WHAT THE TASK ASKS: In the records below, work out how many lines hold the word "Crédit". Report the number alone.

********

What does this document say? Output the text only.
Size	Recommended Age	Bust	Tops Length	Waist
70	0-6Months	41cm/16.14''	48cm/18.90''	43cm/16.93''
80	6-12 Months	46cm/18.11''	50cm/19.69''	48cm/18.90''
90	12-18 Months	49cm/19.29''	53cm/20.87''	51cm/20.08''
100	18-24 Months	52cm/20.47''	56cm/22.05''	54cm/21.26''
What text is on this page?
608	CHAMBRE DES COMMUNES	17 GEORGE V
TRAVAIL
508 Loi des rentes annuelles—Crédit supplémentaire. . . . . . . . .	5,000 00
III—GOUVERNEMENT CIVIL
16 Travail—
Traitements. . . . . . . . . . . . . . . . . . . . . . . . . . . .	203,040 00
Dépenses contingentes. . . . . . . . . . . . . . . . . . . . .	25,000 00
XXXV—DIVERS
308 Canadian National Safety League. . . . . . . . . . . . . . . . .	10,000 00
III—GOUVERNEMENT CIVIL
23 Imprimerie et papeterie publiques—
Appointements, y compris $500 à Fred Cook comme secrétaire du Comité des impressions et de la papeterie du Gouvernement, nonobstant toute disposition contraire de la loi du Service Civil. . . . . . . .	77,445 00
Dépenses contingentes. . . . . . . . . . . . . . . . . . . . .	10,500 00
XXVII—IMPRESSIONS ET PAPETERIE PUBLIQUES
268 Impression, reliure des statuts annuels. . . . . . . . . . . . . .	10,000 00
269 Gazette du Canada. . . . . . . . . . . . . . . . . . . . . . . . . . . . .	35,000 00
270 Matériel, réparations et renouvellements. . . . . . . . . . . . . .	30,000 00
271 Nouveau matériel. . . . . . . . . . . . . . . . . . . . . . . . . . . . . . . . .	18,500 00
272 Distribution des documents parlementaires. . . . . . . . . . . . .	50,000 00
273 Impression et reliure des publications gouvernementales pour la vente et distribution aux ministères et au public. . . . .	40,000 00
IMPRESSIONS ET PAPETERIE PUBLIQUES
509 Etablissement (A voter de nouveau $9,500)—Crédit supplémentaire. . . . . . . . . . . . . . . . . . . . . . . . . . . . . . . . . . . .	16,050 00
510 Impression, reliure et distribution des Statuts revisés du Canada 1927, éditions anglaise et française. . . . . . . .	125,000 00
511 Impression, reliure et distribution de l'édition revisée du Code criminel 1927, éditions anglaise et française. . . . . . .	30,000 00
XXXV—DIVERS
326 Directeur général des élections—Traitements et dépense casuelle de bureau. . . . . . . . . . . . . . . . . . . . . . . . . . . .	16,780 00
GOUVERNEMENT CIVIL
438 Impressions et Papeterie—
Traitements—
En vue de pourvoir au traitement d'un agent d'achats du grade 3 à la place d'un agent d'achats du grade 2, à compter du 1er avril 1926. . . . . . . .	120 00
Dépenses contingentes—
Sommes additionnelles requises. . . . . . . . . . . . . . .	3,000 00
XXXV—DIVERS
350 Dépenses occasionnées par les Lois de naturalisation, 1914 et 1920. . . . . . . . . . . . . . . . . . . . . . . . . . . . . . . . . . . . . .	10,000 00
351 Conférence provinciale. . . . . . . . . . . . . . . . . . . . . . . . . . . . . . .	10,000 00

********

RESPONSE FOR THIS EXERCISE: 2